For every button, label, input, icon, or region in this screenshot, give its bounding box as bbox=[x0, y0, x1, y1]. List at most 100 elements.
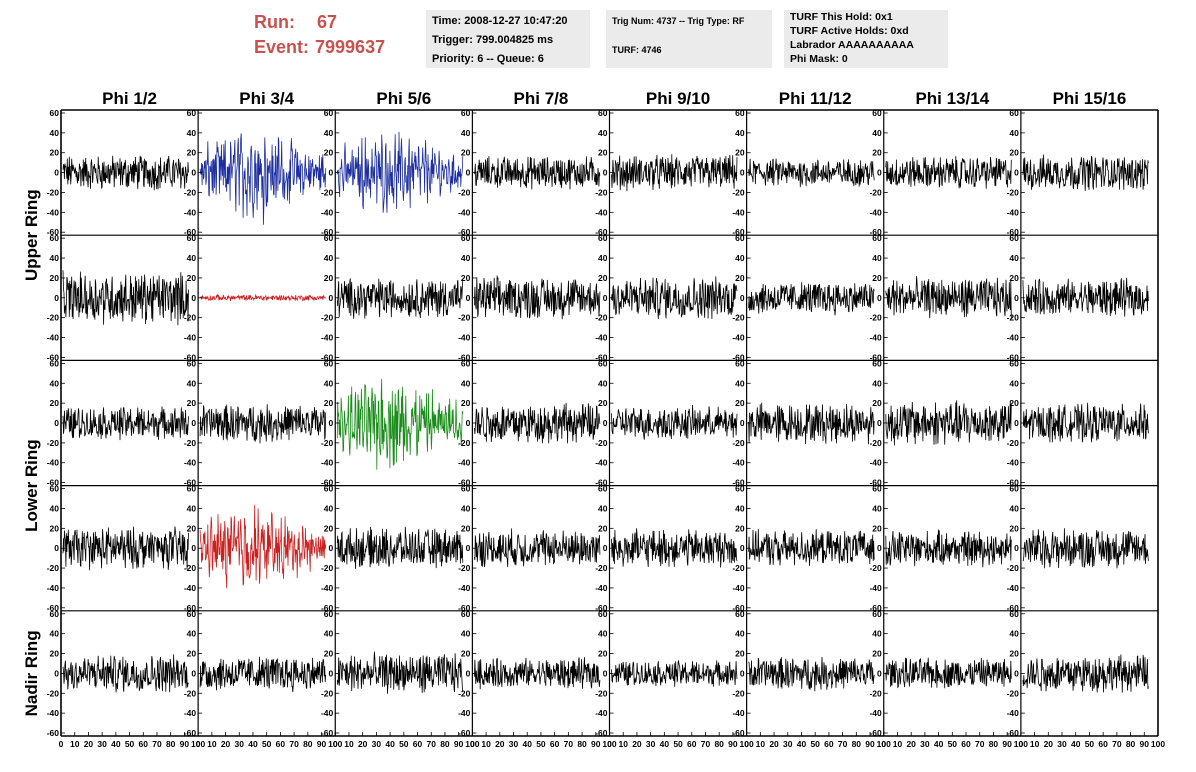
y-tick-label: -60 bbox=[321, 603, 334, 613]
y-tick-label: -60 bbox=[321, 478, 334, 488]
y-tick-label: 20 bbox=[461, 649, 471, 659]
x-tick-label: 0 bbox=[59, 739, 64, 749]
priority-line: Priority: 6 -- Queue: 6 bbox=[432, 53, 544, 65]
y-tick-label: 60 bbox=[187, 609, 197, 619]
y-tick-label: -60 bbox=[869, 478, 882, 488]
y-tick-label: -20 bbox=[869, 313, 882, 323]
column-header: Phi 9/10 bbox=[646, 89, 710, 108]
turf-info-box: TURF This Hold: 0x1 TURF Active Holds: 0… bbox=[784, 10, 948, 68]
x-tick-label: 80 bbox=[577, 739, 587, 749]
waveform-trace bbox=[748, 656, 875, 692]
y-tick-label: -40 bbox=[595, 333, 608, 343]
y-tick-label: 0 bbox=[877, 418, 882, 428]
x-tick-label: 90 bbox=[1002, 739, 1012, 749]
y-tick-label: 60 bbox=[50, 358, 60, 368]
y-tick-label: 20 bbox=[187, 148, 197, 158]
x-tick-label: 90 bbox=[591, 739, 601, 749]
waveform-trace bbox=[885, 156, 1012, 189]
x-tick-label: 90 bbox=[865, 739, 875, 749]
y-tick-label: -40 bbox=[47, 583, 60, 593]
x-tick-label: 10 bbox=[756, 739, 766, 749]
y-tick-label: 0 bbox=[329, 168, 334, 178]
y-tick-label: 20 bbox=[735, 148, 745, 158]
y-tick-label: 60 bbox=[461, 609, 471, 619]
y-tick-label: 20 bbox=[324, 523, 334, 533]
y-tick-label: -20 bbox=[47, 563, 60, 573]
y-tick-label: -20 bbox=[458, 688, 471, 698]
y-tick-label: -40 bbox=[869, 207, 882, 217]
y-tick-label: 40 bbox=[598, 629, 608, 639]
x-tick-label: 50 bbox=[536, 739, 546, 749]
waveform-trace bbox=[336, 526, 464, 569]
y-tick-label: -20 bbox=[732, 438, 745, 448]
ring-label: Upper Ring bbox=[22, 189, 41, 281]
y-tick-label: 0 bbox=[191, 168, 196, 178]
x-tick-label: 0 bbox=[470, 739, 475, 749]
x-tick-label: 40 bbox=[385, 739, 395, 749]
y-tick-label: 60 bbox=[872, 108, 882, 118]
event-value: 7999637 bbox=[315, 37, 386, 57]
x-tick-label: 40 bbox=[111, 739, 121, 749]
y-tick-label: 0 bbox=[740, 543, 745, 553]
y-tick-label: -20 bbox=[732, 688, 745, 698]
y-tick-label: 60 bbox=[1009, 484, 1019, 494]
turf-hold-line: TURF This Hold: 0x1 bbox=[790, 11, 893, 23]
y-tick-label: 60 bbox=[598, 358, 608, 368]
y-tick-label: 20 bbox=[324, 273, 334, 283]
y-tick-label: -40 bbox=[869, 708, 882, 718]
y-tick-label: -20 bbox=[458, 187, 471, 197]
y-tick-label: -20 bbox=[1007, 563, 1020, 573]
y-tick-label: 40 bbox=[50, 629, 60, 639]
y-tick-label: 40 bbox=[1009, 378, 1019, 388]
y-tick-label: 20 bbox=[50, 273, 60, 283]
x-tick-label: 50 bbox=[948, 739, 958, 749]
column-header: Phi 13/14 bbox=[915, 89, 989, 108]
x-tick-label: 60 bbox=[1098, 739, 1108, 749]
y-tick-label: -60 bbox=[869, 728, 882, 738]
y-tick-label: 0 bbox=[466, 668, 471, 678]
y-tick-label: 40 bbox=[461, 503, 471, 513]
y-tick-label: -40 bbox=[1007, 458, 1020, 468]
y-tick-label: -60 bbox=[595, 728, 608, 738]
y-tick-label: -40 bbox=[184, 458, 197, 468]
waveform-trace bbox=[62, 406, 189, 441]
x-tick-label: 50 bbox=[399, 739, 409, 749]
phi-mask-line: Phi Mask: 0 bbox=[790, 53, 848, 65]
y-tick-label: -20 bbox=[595, 187, 608, 197]
y-tick-label: 60 bbox=[735, 108, 745, 118]
y-tick-label: 40 bbox=[1009, 503, 1019, 513]
x-tick-label: 100 bbox=[465, 739, 479, 749]
y-tick-label: 40 bbox=[187, 378, 197, 388]
time-line: Time: 2008-12-27 10:47:20 bbox=[432, 15, 568, 27]
y-tick-label: -40 bbox=[184, 708, 197, 718]
y-tick-label: 40 bbox=[324, 253, 334, 263]
y-tick-label: 20 bbox=[1009, 148, 1019, 158]
y-tick-label: -40 bbox=[47, 708, 60, 718]
y-tick-label: -60 bbox=[869, 227, 882, 237]
x-tick-label: 50 bbox=[673, 739, 683, 749]
x-tick-label: 20 bbox=[906, 739, 916, 749]
x-tick-label: 20 bbox=[769, 739, 779, 749]
y-tick-label: -40 bbox=[1007, 583, 1020, 593]
y-tick-label: 40 bbox=[872, 253, 882, 263]
y-tick-label: -60 bbox=[732, 728, 745, 738]
y-tick-label: -60 bbox=[1007, 227, 1020, 237]
y-tick-label: -20 bbox=[458, 438, 471, 448]
x-tick-label: 30 bbox=[1057, 739, 1067, 749]
y-tick-label: -60 bbox=[732, 603, 745, 613]
y-tick-label: 20 bbox=[735, 523, 745, 533]
turf-num-line: TURF: 4746 bbox=[612, 45, 662, 55]
y-tick-label: 20 bbox=[50, 398, 60, 408]
x-tick-label: 50 bbox=[1085, 739, 1095, 749]
y-tick-label: -20 bbox=[184, 563, 197, 573]
y-tick-label: -40 bbox=[458, 207, 471, 217]
y-tick-label: -40 bbox=[732, 207, 745, 217]
y-tick-label: 0 bbox=[603, 293, 608, 303]
y-tick-label: -20 bbox=[595, 563, 608, 573]
x-tick-label: 0 bbox=[881, 739, 886, 749]
waveform-trace bbox=[748, 529, 875, 566]
ring-label: Nadir Ring bbox=[22, 630, 41, 716]
y-tick-label: 20 bbox=[872, 649, 882, 659]
y-tick-label: 20 bbox=[461, 148, 471, 158]
y-tick-label: 0 bbox=[1014, 418, 1019, 428]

__________________________________________________

■ The request ■
Reproduce every line above word for word, but leave out the pictures.

■ Final answer ■
For every button, label, input, icon, or region in this screenshot, give its bounding box as bbox=[x0, y0, x1, y1]. List at most 100 elements.
y-tick-label: -60 bbox=[321, 603, 334, 613]
y-tick-label: -60 bbox=[321, 478, 334, 488]
y-tick-label: 20 bbox=[461, 649, 471, 659]
x-tick-label: 0 bbox=[59, 739, 64, 749]
priority-line: Priority: 6 -- Queue: 6 bbox=[432, 53, 544, 65]
y-tick-label: 60 bbox=[187, 609, 197, 619]
y-tick-label: -60 bbox=[869, 478, 882, 488]
y-tick-label: -20 bbox=[869, 313, 882, 323]
column-header: Phi 9/10 bbox=[646, 89, 710, 108]
turf-info-box: TURF This Hold: 0x1 TURF Active Holds: 0… bbox=[784, 10, 948, 68]
x-tick-label: 80 bbox=[577, 739, 587, 749]
waveform-trace bbox=[748, 656, 875, 692]
y-tick-label: -40 bbox=[595, 333, 608, 343]
y-tick-label: 0 bbox=[877, 418, 882, 428]
x-tick-label: 90 bbox=[1002, 739, 1012, 749]
y-tick-label: 60 bbox=[50, 358, 60, 368]
y-tick-label: 20 bbox=[187, 148, 197, 158]
x-tick-label: 90 bbox=[591, 739, 601, 749]
waveform-trace bbox=[885, 156, 1012, 189]
x-tick-label: 90 bbox=[865, 739, 875, 749]
y-tick-label: -40 bbox=[47, 583, 60, 593]
x-tick-label: 10 bbox=[756, 739, 766, 749]
y-tick-label: 0 bbox=[329, 168, 334, 178]
y-tick-label: 20 bbox=[735, 148, 745, 158]
y-tick-label: 60 bbox=[461, 609, 471, 619]
y-tick-label: 20 bbox=[324, 523, 334, 533]
y-tick-label: -20 bbox=[47, 563, 60, 573]
y-tick-label: -20 bbox=[458, 688, 471, 698]
y-tick-label: -40 bbox=[869, 207, 882, 217]
y-tick-label: 40 bbox=[598, 629, 608, 639]
x-tick-label: 50 bbox=[536, 739, 546, 749]
waveform-trace bbox=[336, 526, 464, 569]
y-tick-label: -20 bbox=[732, 438, 745, 448]
ring-label: Upper Ring bbox=[22, 189, 41, 281]
y-tick-label: 0 bbox=[191, 168, 196, 178]
x-tick-label: 0 bbox=[470, 739, 475, 749]
x-tick-label: 40 bbox=[385, 739, 395, 749]
y-tick-label: 60 bbox=[872, 108, 882, 118]
event-value: 7999637 bbox=[315, 37, 386, 57]
x-tick-label: 40 bbox=[111, 739, 121, 749]
y-tick-label: 0 bbox=[740, 543, 745, 553]
y-tick-label: -20 bbox=[732, 688, 745, 698]
y-tick-label: 60 bbox=[1009, 484, 1019, 494]
turf-hold-line: TURF This Hold: 0x1 bbox=[790, 11, 893, 23]
y-tick-label: 60 bbox=[598, 358, 608, 368]
y-tick-label: 20 bbox=[324, 273, 334, 283]
y-tick-label: -40 bbox=[869, 708, 882, 718]
y-tick-label: -20 bbox=[458, 187, 471, 197]
y-tick-label: -20 bbox=[1007, 563, 1020, 573]
y-tick-label: 40 bbox=[50, 629, 60, 639]
y-tick-label: 40 bbox=[1009, 378, 1019, 388]
y-tick-label: 20 bbox=[50, 273, 60, 283]
x-tick-label: 50 bbox=[948, 739, 958, 749]
column-header: Phi 13/14 bbox=[915, 89, 989, 108]
x-tick-label: 60 bbox=[1098, 739, 1108, 749]
y-tick-label: -60 bbox=[869, 728, 882, 738]
y-tick-label: 0 bbox=[466, 668, 471, 678]
y-tick-label: 40 bbox=[461, 503, 471, 513]
y-tick-label: -40 bbox=[1007, 458, 1020, 468]
y-tick-label: -60 bbox=[595, 728, 608, 738]
y-tick-label: -40 bbox=[184, 458, 197, 468]
waveform-trace bbox=[62, 406, 189, 441]
x-tick-label: 50 bbox=[399, 739, 409, 749]
phi-mask-line: Phi Mask: 0 bbox=[790, 53, 848, 65]
y-tick-label: -20 bbox=[595, 187, 608, 197]
y-tick-label: 60 bbox=[735, 108, 745, 118]
y-tick-label: 40 bbox=[1009, 503, 1019, 513]
x-tick-label: 100 bbox=[465, 739, 479, 749]
y-tick-label: 40 bbox=[187, 378, 197, 388]
time-line: Time: 2008-12-27 10:47:20 bbox=[432, 15, 568, 27]
y-tick-label: -40 bbox=[184, 708, 197, 718]
y-tick-label: 40 bbox=[324, 253, 334, 263]
y-tick-label: 20 bbox=[1009, 148, 1019, 158]
y-tick-label: -40 bbox=[47, 708, 60, 718]
y-tick-label: -60 bbox=[869, 227, 882, 237]
x-tick-label: 50 bbox=[673, 739, 683, 749]
x-tick-label: 20 bbox=[906, 739, 916, 749]
x-tick-label: 20 bbox=[769, 739, 779, 749]
y-tick-label: -40 bbox=[1007, 583, 1020, 593]
y-tick-label: 40 bbox=[872, 253, 882, 263]
y-tick-label: -60 bbox=[732, 728, 745, 738]
y-tick-label: -60 bbox=[1007, 227, 1020, 237]
y-tick-label: -20 bbox=[458, 438, 471, 448]
x-tick-label: 30 bbox=[1057, 739, 1067, 749]
y-tick-label: -60 bbox=[732, 603, 745, 613]
y-tick-label: 20 bbox=[735, 523, 745, 533]
turf-num-line: TURF: 4746 bbox=[612, 45, 662, 55]
y-tick-label: 20 bbox=[50, 398, 60, 408]
x-tick-label: 50 bbox=[1085, 739, 1095, 749]
y-tick-label: -20 bbox=[184, 563, 197, 573]
y-tick-label: -40 bbox=[458, 207, 471, 217]
y-tick-label: -40 bbox=[732, 207, 745, 217]
y-tick-label: 0 bbox=[603, 293, 608, 303]
y-tick-label: -20 bbox=[595, 563, 608, 573]
x-tick-label: 0 bbox=[881, 739, 886, 749]
waveform-trace bbox=[748, 529, 875, 566]
ring-label: Nadir Ring bbox=[22, 630, 41, 716]
y-tick-label: 20 bbox=[872, 649, 882, 659]
y-tick-label: 20 bbox=[461, 148, 471, 158]
y-tick-label: 0 bbox=[1014, 418, 1019, 428]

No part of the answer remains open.